* **SOURCE EXCERPT**
# Buying a new tv



## Finian (Jul 20, 2019)

I have a galaxy j7star with amazon prime. Which type of tv (roku,amazon) or what subscriptions or streaming services will I need to watch espn?


----------



## TerryNet (Mar 23, 2005)

Are you asking about a TV? Or a "watching TV over the internet" device (such as Apple TV or Amazon Fire Cube)? Or both? Or something else?


----------



## Gr3iz (Mar 9, 2009)

Hello and welcome to TSG!!

It sounds like you want to know which streaming service will provide ESPN? There are several. Either a Roku or Amazon TV stick will allow you to use Sling, Hulu Live or others. See this web site:
https://www.killthecablebill.com/tv-channels/espn/


----------



## Deke40 (Jun 27, 2002)

_ I prefer PlayStationVue Elite as it has a plethora of sports channels.

_


----------



## Gr3iz (Mar 9, 2009)

I actually started with them. I switched to Sling when they jacked their prices by over 25% (I forget how much). More recently I switched to Hulu Live TV because I can't always rely on my antennae to pull in local stations. I get the few sports stations I need for my racing (FS1 and NBCSN).


----------



## Deke40 (Jun 27, 2002)

We have had only a $5 increase while we have been on PSVUE. I probably don't watch a 10% of the channels but I do love my college football and this fits the bill. It has pretty well been bulletproof except for a boo boo yesterday morning for a short time. My bedroom TV where I watch my games is probably dormant for over 6 or 7 months of the year. With Hulu, Neflix, Acorn and Prime I have plenty to watch.

We are lucky to be in one of the markets where they have the Big 4-ABC, NBC. CBS and FOX.


----------

* **TASK REQUIREMENTS**
#1 List the four networks that the final post in the forum thread on buying a new TV names as the Big 4.
#2 Print the part of the forum thread on buying a new TV that opens with the words containing "## Finian (Jul" and closes with "Or something else?".

Box annotation data:
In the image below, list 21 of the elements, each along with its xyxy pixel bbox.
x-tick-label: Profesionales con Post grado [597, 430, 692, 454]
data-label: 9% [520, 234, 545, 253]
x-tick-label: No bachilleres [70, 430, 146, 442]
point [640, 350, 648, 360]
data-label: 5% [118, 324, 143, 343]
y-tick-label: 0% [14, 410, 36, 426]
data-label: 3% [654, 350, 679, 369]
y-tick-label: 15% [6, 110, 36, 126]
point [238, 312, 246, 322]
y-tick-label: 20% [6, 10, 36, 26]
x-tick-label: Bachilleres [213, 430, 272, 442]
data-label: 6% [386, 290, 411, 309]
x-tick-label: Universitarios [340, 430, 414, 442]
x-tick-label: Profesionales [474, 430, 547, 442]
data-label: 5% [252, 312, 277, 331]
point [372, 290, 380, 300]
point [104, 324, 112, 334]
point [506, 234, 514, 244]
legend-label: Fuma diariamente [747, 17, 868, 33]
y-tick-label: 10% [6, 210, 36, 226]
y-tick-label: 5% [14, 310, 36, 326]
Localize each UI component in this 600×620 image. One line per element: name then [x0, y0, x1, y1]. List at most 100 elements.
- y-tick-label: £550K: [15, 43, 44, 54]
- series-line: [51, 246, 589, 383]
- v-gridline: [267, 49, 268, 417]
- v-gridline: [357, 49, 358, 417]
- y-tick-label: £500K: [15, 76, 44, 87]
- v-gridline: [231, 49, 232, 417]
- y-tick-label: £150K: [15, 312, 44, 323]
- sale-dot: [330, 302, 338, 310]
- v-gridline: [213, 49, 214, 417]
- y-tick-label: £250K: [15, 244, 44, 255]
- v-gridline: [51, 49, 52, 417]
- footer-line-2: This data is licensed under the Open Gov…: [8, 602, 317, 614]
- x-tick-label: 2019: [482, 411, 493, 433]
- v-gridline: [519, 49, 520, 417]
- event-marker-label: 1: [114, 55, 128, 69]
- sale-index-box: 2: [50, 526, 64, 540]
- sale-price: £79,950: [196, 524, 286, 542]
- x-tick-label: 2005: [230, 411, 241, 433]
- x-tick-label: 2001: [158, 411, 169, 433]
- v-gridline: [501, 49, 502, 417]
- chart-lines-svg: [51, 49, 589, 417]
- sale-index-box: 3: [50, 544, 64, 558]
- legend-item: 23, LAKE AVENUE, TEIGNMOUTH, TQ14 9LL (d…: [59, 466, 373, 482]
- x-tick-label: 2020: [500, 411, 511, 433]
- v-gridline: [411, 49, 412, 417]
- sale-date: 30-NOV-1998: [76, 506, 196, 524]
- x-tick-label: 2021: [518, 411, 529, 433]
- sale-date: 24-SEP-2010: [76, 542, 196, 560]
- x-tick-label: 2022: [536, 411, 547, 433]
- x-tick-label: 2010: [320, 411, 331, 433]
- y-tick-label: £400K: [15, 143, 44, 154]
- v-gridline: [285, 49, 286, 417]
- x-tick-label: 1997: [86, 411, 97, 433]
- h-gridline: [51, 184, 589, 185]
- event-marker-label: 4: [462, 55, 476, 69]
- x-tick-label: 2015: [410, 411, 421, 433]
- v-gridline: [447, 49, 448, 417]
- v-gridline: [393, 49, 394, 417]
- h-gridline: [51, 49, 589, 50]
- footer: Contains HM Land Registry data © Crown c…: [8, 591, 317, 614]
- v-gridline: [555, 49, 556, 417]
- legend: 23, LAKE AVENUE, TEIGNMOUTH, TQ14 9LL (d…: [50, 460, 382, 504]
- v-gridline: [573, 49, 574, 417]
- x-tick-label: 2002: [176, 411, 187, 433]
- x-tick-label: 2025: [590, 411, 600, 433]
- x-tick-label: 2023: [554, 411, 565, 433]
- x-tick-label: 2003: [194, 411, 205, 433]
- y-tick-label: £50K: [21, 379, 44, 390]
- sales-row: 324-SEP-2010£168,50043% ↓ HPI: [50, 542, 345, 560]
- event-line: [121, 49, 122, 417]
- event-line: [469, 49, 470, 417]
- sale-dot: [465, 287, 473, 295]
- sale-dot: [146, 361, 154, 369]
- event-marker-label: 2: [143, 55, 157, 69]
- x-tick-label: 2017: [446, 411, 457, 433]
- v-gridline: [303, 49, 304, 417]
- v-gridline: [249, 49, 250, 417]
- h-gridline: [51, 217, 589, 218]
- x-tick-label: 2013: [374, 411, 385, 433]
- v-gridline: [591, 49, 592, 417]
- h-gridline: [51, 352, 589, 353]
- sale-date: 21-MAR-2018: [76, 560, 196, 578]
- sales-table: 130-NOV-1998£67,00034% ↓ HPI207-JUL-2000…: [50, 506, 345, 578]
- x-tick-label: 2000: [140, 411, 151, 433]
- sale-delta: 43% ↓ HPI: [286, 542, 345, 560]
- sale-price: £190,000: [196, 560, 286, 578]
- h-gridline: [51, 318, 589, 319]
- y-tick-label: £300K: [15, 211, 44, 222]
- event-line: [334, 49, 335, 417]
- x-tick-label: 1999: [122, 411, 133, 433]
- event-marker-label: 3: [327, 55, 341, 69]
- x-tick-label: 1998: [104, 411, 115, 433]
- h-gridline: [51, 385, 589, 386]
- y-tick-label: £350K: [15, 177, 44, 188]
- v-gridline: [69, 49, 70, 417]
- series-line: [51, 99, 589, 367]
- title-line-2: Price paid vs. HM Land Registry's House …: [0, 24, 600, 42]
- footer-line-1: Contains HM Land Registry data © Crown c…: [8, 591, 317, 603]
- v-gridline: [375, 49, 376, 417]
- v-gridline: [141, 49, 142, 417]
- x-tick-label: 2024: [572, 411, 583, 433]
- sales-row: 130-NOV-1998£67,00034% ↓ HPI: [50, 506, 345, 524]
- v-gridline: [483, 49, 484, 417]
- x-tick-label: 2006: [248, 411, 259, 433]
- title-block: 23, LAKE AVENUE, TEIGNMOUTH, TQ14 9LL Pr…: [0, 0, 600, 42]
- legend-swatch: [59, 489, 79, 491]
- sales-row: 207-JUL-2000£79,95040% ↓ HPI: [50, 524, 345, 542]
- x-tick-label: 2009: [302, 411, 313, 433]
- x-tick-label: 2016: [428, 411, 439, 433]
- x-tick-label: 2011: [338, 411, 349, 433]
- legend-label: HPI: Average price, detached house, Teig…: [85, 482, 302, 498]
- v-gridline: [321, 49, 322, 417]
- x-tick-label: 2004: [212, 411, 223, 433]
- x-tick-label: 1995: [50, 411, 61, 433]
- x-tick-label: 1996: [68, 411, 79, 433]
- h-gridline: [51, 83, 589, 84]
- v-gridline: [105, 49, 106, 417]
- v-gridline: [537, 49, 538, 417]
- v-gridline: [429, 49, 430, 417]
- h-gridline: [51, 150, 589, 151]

* **ANSWERS FOR THE EXERCISE**
#1 ABC, NBC, CBS, FOX

#2
## Finian (Jul 20, 2019)

I have a galaxy j7star with amazon prime. Which type of tv (roku,amazon) or what subscriptions or streaming services will I need to watch espn?


----------



## TerryNet (Mar 23, 2005)

Are you asking about a TV? Or a "watching TV over the internet" device (such as Apple TV or Amazon Fire Cube)? Or both? Or something else?